■ Extracted entries:
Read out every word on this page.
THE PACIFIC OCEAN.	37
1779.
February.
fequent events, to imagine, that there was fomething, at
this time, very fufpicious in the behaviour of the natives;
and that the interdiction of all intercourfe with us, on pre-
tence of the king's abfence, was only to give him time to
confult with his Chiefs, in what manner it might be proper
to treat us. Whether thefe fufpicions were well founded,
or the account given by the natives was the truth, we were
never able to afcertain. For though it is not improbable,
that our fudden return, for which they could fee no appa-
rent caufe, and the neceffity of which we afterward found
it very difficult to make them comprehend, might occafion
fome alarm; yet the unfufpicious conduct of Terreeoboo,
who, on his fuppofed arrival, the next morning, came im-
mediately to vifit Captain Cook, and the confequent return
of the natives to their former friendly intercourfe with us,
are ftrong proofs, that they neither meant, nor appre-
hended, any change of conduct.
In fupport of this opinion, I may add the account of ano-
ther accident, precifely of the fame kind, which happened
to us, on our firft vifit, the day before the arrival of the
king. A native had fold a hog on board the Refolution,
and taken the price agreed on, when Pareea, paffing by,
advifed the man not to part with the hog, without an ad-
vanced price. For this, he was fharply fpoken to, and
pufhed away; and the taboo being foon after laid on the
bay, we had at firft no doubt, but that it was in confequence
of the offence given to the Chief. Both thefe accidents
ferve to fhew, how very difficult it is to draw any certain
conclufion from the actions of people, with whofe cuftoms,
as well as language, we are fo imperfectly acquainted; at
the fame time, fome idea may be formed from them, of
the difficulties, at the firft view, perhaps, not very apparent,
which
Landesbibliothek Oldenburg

■ Exercise: Each line that has the word "return" should be copied.

■ Result of the task:
that our fudden return, for which they could fee no appa-
mediately to vifit Captain Cook, and the confequent return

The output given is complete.